WHAT IS BEING ASKED: Copy only this range: the line with "Extract all readable text from this page." through the final line of the material, inclusive at both ends.

Lines of data:
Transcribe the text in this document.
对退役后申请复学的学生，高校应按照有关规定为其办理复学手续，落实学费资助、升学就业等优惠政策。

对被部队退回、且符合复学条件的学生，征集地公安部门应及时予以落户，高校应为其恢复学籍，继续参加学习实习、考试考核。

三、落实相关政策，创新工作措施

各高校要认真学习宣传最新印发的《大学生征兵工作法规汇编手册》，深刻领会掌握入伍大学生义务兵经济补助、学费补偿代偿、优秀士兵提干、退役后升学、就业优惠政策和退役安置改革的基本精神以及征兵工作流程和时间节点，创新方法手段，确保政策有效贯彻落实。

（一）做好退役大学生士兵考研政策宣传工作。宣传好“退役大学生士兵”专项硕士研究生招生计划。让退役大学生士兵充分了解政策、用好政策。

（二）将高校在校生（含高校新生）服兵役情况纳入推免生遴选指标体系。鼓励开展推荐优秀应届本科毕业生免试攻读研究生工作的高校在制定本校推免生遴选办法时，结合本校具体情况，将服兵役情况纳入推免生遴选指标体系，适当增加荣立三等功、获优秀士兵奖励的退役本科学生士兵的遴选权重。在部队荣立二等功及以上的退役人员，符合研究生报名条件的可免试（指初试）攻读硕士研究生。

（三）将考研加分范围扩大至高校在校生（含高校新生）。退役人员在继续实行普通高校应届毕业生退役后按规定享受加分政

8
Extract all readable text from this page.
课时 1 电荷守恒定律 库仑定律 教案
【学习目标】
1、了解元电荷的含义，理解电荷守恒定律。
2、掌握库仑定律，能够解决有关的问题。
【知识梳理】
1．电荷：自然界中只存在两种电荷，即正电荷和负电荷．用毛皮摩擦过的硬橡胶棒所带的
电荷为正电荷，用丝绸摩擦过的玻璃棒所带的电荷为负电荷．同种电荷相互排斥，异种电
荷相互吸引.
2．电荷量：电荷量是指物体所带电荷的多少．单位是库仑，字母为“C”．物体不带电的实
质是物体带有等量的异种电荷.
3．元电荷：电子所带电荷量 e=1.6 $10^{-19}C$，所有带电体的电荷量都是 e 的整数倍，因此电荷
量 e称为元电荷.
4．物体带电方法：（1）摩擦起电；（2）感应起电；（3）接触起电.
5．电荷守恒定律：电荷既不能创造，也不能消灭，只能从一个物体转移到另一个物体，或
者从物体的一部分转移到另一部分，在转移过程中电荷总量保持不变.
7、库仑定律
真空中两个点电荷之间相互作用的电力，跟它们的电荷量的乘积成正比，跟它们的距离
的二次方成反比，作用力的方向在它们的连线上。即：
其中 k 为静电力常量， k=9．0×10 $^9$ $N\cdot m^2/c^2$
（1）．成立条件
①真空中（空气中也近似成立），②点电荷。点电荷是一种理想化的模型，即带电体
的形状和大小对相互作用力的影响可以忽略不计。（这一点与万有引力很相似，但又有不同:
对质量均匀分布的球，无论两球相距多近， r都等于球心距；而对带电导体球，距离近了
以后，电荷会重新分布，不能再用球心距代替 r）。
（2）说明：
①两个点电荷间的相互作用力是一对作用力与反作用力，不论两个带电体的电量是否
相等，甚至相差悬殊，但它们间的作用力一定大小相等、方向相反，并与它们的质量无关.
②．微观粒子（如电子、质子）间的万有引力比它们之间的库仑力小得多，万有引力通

RESPONSE TO THIS EXERCISE:
Extract all readable text from this page.
课时 1 电荷守恒定律 库仑定律 教案
【学习目标】
1、了解元电荷的含义，理解电荷守恒定律。
2、掌握库仑定律，能够解决有关的问题。
【知识梳理】
1．电荷：自然界中只存在两种电荷，即正电荷和负电荷．用毛皮摩擦过的硬橡胶棒所带的
电荷为正电荷，用丝绸摩擦过的玻璃棒所带的电荷为负电荷．同种电荷相互排斥，异种电
荷相互吸引.
2．电荷量：电荷量是指物体所带电荷的多少．单位是库仑，字母为“C”．物体不带电的实
质是物体带有等量的异种电荷.
3．元电荷：电子所带电荷量 e=1.6 $10^{-19}C$，所有带电体的电荷量都是 e 的整数倍，因此电荷
量 e称为元电荷.
4．物体带电方法：（1）摩擦起电；（2）感应起电；（3）接触起电.
5．电荷守恒定律：电荷既不能创造，也不能消灭，只能从一个物体转移到另一个物体，或
者从物体的一部分转移到另一部分，在转移过程中电荷总量保持不变.
7、库仑定律
真空中两个点电荷之间相互作用的电力，跟它们的电荷量的乘积成正比，跟它们的距离
的二次方成反比，作用力的方向在它们的连线上。即：
其中 k 为静电力常量， k=9．0×10 $^9$ $N\cdot m^2/c^2$
（1）．成立条件
①真空中（空气中也近似成立），②点电荷。点电荷是一种理想化的模型，即带电体
的形状和大小对相互作用力的影响可以忽略不计。（这一点与万有引力很相似，但又有不同:
对质量均匀分布的球，无论两球相距多近， r都等于球心距；而对带电导体球，距离近了
以后，电荷会重新分布，不能再用球心距代替 r）。
（2）说明：
①两个点电荷间的相互作用力是一对作用力与反作用力，不论两个带电体的电量是否
相等，甚至相差悬殊，但它们间的作用力一定大小相等、方向相反，并与它们的质量无关.
②．微观粒子（如电子、质子）间的万有引力比它们之间的库仑力小得多，万有引力通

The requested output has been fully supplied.